#### Task details
Format each line of the rows below as one string in a JSON list, skipping any blank lines.

----- Records for this task

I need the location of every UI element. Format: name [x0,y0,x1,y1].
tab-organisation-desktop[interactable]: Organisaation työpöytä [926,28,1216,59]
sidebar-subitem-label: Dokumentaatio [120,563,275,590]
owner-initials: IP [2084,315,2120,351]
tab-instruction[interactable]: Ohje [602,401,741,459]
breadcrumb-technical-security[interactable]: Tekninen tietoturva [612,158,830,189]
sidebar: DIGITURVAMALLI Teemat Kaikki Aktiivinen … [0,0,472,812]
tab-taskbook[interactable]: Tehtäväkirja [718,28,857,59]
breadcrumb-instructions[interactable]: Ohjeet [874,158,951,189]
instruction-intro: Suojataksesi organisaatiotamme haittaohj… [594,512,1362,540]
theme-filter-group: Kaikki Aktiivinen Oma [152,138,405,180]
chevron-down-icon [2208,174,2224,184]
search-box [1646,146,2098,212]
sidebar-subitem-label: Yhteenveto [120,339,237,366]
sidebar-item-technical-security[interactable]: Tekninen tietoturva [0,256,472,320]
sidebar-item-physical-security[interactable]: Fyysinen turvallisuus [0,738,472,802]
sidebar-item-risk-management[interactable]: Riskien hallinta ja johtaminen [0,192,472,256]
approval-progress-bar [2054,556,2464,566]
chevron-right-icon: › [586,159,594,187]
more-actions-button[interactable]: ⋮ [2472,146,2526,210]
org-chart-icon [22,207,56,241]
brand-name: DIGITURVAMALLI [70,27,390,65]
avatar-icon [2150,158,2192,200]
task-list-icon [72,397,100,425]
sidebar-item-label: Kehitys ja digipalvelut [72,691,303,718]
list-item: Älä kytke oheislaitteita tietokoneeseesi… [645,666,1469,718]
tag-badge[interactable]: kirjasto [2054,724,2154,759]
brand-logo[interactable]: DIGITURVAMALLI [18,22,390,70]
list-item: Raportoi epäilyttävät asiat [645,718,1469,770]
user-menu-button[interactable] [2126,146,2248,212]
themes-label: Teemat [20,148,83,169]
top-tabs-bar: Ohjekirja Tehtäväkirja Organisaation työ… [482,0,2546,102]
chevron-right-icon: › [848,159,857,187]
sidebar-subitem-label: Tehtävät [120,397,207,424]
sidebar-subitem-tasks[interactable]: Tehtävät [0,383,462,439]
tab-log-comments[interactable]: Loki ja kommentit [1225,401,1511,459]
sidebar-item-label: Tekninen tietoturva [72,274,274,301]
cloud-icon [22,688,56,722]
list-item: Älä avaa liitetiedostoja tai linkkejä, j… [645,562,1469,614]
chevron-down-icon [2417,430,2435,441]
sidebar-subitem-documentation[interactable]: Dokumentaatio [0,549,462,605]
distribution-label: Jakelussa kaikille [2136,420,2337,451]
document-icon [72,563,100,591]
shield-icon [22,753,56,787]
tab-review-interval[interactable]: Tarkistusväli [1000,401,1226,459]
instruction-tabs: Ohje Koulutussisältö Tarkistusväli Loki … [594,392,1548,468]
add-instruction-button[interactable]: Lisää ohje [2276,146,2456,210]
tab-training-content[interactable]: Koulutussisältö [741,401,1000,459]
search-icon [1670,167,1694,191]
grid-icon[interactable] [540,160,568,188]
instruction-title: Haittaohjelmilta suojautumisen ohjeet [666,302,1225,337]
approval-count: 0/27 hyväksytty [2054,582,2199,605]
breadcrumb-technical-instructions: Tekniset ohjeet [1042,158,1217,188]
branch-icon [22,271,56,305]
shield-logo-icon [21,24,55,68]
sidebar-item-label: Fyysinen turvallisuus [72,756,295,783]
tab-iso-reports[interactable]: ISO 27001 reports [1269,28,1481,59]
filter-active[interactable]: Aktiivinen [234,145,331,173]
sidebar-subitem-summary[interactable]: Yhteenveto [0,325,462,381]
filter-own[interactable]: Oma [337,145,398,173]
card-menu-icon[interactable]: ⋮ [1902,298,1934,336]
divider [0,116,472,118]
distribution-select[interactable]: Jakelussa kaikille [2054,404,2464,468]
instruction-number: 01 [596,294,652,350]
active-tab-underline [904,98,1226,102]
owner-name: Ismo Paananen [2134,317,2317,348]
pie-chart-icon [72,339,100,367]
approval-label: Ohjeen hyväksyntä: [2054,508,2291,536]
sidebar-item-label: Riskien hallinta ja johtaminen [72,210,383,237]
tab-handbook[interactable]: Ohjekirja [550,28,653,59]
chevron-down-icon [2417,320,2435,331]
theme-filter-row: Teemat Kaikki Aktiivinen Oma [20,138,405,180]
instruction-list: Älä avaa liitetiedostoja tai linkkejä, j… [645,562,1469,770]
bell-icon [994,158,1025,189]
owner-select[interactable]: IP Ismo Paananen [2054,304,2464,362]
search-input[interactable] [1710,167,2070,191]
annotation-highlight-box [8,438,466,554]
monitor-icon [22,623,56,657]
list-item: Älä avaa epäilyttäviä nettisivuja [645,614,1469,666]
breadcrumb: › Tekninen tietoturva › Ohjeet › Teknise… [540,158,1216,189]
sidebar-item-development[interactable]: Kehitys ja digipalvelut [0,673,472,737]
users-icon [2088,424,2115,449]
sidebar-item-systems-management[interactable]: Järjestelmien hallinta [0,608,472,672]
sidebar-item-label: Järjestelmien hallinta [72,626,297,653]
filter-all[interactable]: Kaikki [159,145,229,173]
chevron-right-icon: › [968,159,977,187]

----------

#### Finished exercise
[
  "I need the location of every UI element. Format: name [x0,y0,x1,y1].",
  "tab-organisation-desktop[interactable]: Organisaation työpöytä [926,28,1216,59]",
  "sidebar-subitem-label: Dokumentaatio [120,563,275,590]",
  "owner-initials: IP [2084,315,2120,351]",
  "tab-instruction[interactable]: Ohje [602,401,741,459]",
  "breadcrumb-technical-security[interactable]: Tekninen tietoturva [612,158,830,189]",
  "sidebar: DIGITURVAMALLI Teemat Kaikki Aktiivinen … [0,0,472,812]",
  "tab-taskbook[interactable]: Tehtäväkirja [718,28,857,59]",
  "breadcrumb-instructions[interactable]: Ohjeet [874,158,951,189]",
  "instruction-intro: Suojataksesi organisaatiotamme haittaohj… [594,512,1362,540]",
  "theme-filter-group: Kaikki Aktiivinen Oma [152,138,405,180]",
  "chevron-down-icon [2208,174,2224,184]",
  "search-box [1646,146,2098,212]",
  "sidebar-subitem-label: Yhteenveto [120,339,237,366]",
  "sidebar-item-technical-security[interactable]: Tekninen tietoturva [0,256,472,320]",
  "sidebar-item-physical-security[interactable]: Fyysinen turvallisuus [0,738,472,802]",
  "sidebar-item-risk-management[interactable]: Riskien hallinta ja johtaminen [0,192,472,256]",
  "approval-progress-bar [2054,556,2464,566]",
  "chevron-right-icon: › [586,159,594,187]",
  "more-actions-button[interactable]: ⋮ [2472,146,2526,210]",
  "org-chart-icon [22,207,56,241]",
  "brand-name: DIGITURVAMALLI [70,27,390,65]",
  "avatar-icon [2150,158,2192,200]",
  "task-list-icon [72,397,100,425]",
  "sidebar-item-label: Kehitys ja digipalvelut [72,691,303,718]",
  "list-item: Älä kytke oheislaitteita tietokoneeseesi… [645,666,1469,718]",
  "tag-badge[interactable]: kirjasto [2054,724,2154,759]",
  "brand-logo[interactable]: DIGITURVAMALLI [18,22,390,70]",
  "list-item: Raportoi epäilyttävät asiat [645,718,1469,770]",
  "user-menu-button[interactable] [2126,146,2248,212]",
  "themes-label: Teemat [20,148,83,169]",
  "top-tabs-bar: Ohjekirja Tehtäväkirja Organisaation työ… [482,0,2546,102]",
  "chevron-right-icon: › [848,159,857,187]",
  "sidebar-subitem-label: Tehtävät [120,397,207,424]",
  "sidebar-subitem-tasks[interactable]: Tehtävät [0,383,462,439]",
  "tab-log-comments[interactable]: Loki ja kommentit [1225,401,1511,459]",
  "sidebar-item-label: Tekninen tietoturva [72,274,274,301]",
  "cloud-icon [22,688,56,722]",
  "list-item: Älä avaa liitetiedostoja tai linkkejä, j… [645,562,1469,614]",
  "chevron-down-icon [2417,430,2435,441]",
  "sidebar-subitem-documentation[interactable]: Dokumentaatio [0,549,462,605]",
  "distribution-label: Jakelussa kaikille [2136,420,2337,451]",
  "document-icon [72,563,100,591]",
  "shield-icon [22,753,56,787]",
  "tab-review-interval[interactable]: Tarkistusväli [1000,401,1226,459]",
  "instruction-tabs: Ohje Koulutussisältö Tarkistusväli Loki … [594,392,1548,468]",
  "add-instruction-button[interactable]: Lisää ohje [2276,146,2456,210]",
  "tab-training-content[interactable]: Koulutussisältö [741,401,1000,459]",
  "search-icon [1670,167,1694,191]",
  "grid-icon[interactable] [540,160,568,188]",
  "instruction-title: Haittaohjelmilta suojautumisen ohjeet [666,302,1225,337]",
  "approval-count: 0/27 hyväksytty [2054,582,2199,605]",
  "breadcrumb-technical-instructions: Tekniset ohjeet [1042,158,1217,188]",
  "branch-icon [22,271,56,305]",
  "shield-logo-icon [21,24,55,68]",
  "sidebar-item-label: Fyysinen turvallisuus [72,756,295,783]",
  "tab-iso-reports[interactable]: ISO 27001 reports [1269,28,1481,59]",
  "filter-active[interactable]: Aktiivinen [234,145,331,173]",
  "sidebar-subitem-summary[interactable]: Yhteenveto [0,325,462,381]",
  "filter-own[interactable]: Oma [337,145,398,173]",
  "card-menu-icon[interactable]: ⋮ [1902,298,1934,336]",
  "divider [0,116,472,118]",
  "distribution-select[interactable]: Jakelussa kaikille [2054,404,2464,468]",
  "instruction-number: 01 [596,294,652,350]",
  "active-tab-underline [904,98,1226,102]",
  "owner-name: Ismo Paananen [2134,317,2317,348]",
  "pie-chart-icon [72,339,100,367]",
  "approval-label: Ohjeen hyväksyntä: [2054,508,2291,536]",
  "sidebar-item-label: Riskien hallinta ja johtaminen [72,210,383,237]",
  "tab-handbook[interactable]: Ohjekirja [550,28,653,59]",
  "chevron-down-icon [2417,320,2435,331]",
  "theme-filter-row: Teemat Kaikki Aktiivinen Oma [20,138,405,180]",
  "instruction-list: Älä avaa liitetiedostoja tai linkkejä, j… [645,562,1469,770]",
  "bell-icon [994,158,1025,189]",
  "owner-select[interactable]: IP Ismo Paananen [2054,304,2464,362]",
  "search-input[interactable] [1710,167,2070,191]",
  "annotation-highlight-box [8,438,466,554]",
  "monitor-icon [22,623,56,657]",
  "list-item: Älä avaa epäilyttäviä nettisivuja [645,614,1469,666]",
  "breadcrumb: › Tekninen tietoturva › Ohjeet › Teknise… [540,158,1216,189]",
  "sidebar-item-development[interactable]: Kehitys ja digipalvelut [0,673,472,737]",
  "users-icon [2088,424,2115,449]",
  "sidebar-item-systems-management[interactable]: Järjestelmien hallinta [0,608,472,672]",
  "sidebar-item-label: Järjestelmien hallinta [72,626,297,653]",
  "filter-all[interactable]: Kaikki [159,145,229,173]",
  "chevron-right-icon: › [968,159,977,187]"
]